--- TASK GOAL ---
Pick out each line of the records in which the word "ylabel" appears.
>> Begin EXTRACTED RECORDS
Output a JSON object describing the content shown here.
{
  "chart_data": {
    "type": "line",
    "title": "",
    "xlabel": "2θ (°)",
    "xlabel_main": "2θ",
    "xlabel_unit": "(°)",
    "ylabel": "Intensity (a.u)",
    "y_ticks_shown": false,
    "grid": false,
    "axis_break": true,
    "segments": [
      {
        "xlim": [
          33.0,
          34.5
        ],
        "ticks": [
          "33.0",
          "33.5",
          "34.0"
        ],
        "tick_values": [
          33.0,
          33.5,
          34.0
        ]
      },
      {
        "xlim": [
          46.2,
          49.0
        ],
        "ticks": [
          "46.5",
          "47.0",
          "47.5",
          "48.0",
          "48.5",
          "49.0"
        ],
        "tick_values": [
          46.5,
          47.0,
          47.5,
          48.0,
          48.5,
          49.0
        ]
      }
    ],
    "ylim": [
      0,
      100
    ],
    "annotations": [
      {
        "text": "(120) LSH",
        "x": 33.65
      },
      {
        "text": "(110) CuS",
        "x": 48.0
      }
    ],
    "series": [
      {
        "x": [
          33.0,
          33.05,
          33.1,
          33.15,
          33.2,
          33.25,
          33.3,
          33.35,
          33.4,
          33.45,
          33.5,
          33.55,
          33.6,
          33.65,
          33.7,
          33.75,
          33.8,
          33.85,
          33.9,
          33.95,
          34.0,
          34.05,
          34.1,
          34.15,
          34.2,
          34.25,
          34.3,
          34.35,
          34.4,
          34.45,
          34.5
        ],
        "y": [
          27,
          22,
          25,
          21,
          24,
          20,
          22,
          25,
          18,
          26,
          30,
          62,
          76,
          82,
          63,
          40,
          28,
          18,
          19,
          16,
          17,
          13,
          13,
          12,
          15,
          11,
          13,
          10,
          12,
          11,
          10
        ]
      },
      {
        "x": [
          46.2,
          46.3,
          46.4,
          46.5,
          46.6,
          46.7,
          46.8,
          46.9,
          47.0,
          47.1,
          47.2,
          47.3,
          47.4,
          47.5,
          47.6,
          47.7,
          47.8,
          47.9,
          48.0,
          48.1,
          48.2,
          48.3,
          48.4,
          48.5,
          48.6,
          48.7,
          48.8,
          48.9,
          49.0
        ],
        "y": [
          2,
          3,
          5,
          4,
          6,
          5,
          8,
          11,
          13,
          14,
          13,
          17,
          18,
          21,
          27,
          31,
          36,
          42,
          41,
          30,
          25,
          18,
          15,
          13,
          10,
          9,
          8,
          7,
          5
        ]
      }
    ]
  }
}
>> End EXTRACTED RECORDS
>> Begin EXTRACTED RECORDS
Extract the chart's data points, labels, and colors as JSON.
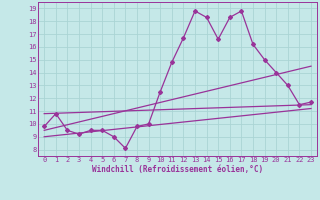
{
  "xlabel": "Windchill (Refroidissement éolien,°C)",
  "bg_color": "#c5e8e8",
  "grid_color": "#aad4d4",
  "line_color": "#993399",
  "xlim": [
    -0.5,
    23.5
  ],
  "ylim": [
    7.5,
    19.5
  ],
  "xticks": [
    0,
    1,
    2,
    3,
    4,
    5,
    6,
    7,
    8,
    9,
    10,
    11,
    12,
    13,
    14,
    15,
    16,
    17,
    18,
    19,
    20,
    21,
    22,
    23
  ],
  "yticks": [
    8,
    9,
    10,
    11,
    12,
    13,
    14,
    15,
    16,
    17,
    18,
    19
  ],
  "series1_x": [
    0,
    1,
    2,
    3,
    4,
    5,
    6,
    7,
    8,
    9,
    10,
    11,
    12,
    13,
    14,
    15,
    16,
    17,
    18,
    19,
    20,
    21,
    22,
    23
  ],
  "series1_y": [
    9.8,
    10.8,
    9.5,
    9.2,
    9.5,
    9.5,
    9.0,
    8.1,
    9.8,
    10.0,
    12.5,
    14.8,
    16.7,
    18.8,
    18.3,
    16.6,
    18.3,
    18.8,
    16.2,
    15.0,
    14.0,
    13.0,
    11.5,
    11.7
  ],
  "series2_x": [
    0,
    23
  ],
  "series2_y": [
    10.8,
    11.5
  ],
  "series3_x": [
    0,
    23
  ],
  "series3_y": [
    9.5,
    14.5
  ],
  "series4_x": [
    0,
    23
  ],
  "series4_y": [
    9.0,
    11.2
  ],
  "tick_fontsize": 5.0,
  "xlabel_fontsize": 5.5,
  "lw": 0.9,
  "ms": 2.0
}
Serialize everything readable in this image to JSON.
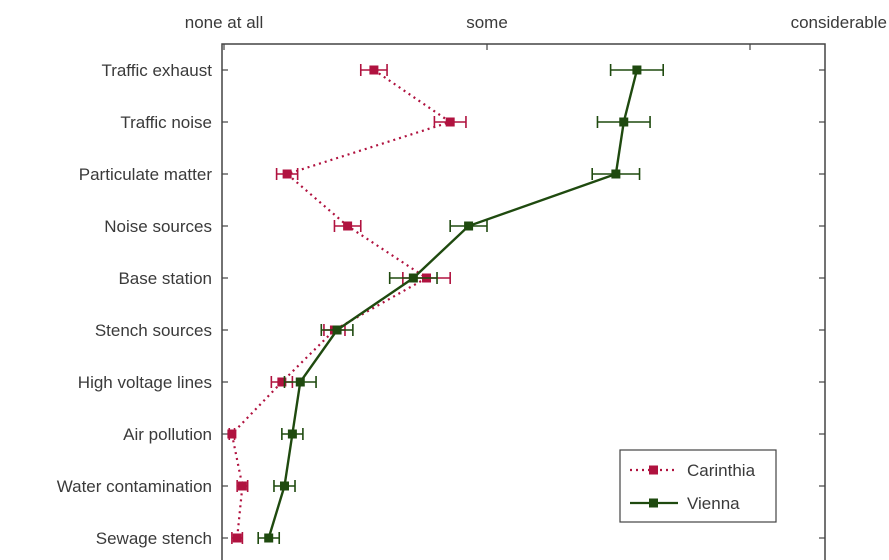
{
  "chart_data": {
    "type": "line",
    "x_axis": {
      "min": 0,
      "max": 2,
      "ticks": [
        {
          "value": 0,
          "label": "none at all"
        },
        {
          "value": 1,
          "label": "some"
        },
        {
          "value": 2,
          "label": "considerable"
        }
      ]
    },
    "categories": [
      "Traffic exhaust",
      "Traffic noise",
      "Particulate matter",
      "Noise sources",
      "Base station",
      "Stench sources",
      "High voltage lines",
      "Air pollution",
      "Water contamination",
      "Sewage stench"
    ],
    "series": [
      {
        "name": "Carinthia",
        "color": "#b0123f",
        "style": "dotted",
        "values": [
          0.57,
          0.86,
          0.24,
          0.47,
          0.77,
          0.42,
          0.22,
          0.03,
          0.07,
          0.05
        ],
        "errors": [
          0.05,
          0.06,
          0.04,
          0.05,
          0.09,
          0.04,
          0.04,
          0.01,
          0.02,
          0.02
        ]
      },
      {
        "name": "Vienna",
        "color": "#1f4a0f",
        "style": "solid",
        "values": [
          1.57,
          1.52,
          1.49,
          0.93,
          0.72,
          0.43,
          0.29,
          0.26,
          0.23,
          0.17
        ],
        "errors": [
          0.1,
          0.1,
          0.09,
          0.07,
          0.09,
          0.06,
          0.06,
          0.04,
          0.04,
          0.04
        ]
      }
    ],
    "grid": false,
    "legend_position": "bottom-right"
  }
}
>> End EXTRACTED RECORDS
>> Begin EXTRACTED RECORDS
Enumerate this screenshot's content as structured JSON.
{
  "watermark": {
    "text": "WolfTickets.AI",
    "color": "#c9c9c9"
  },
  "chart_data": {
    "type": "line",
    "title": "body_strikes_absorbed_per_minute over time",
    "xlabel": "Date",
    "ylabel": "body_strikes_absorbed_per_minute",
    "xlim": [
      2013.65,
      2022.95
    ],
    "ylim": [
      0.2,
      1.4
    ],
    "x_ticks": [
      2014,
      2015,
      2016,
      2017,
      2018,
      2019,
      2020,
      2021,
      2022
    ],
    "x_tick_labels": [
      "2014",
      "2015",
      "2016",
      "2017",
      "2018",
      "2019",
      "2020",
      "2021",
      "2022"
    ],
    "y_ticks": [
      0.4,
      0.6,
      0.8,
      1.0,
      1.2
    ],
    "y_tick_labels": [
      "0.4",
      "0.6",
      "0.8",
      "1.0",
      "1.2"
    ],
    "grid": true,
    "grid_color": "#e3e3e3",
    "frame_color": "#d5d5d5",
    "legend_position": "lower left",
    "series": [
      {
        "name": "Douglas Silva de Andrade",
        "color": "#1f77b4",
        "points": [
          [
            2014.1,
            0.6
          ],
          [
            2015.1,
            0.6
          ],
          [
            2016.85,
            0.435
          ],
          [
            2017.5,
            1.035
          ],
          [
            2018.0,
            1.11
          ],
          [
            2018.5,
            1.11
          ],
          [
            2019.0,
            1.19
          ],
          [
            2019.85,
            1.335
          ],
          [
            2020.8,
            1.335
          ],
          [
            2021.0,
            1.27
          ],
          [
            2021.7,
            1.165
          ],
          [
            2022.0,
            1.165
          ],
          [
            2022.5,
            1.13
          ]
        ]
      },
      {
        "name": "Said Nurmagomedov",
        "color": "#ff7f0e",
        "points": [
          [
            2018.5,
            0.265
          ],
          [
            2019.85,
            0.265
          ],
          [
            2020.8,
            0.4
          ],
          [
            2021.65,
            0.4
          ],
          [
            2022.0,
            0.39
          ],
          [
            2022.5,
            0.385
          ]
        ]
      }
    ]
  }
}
>> End EXTRACTED RECORDS
--- RIGHT ANSWER ---
    "ylabel": "Intensity (a.u)",
    "ylabel": "body_strikes_absorbed_per_minute",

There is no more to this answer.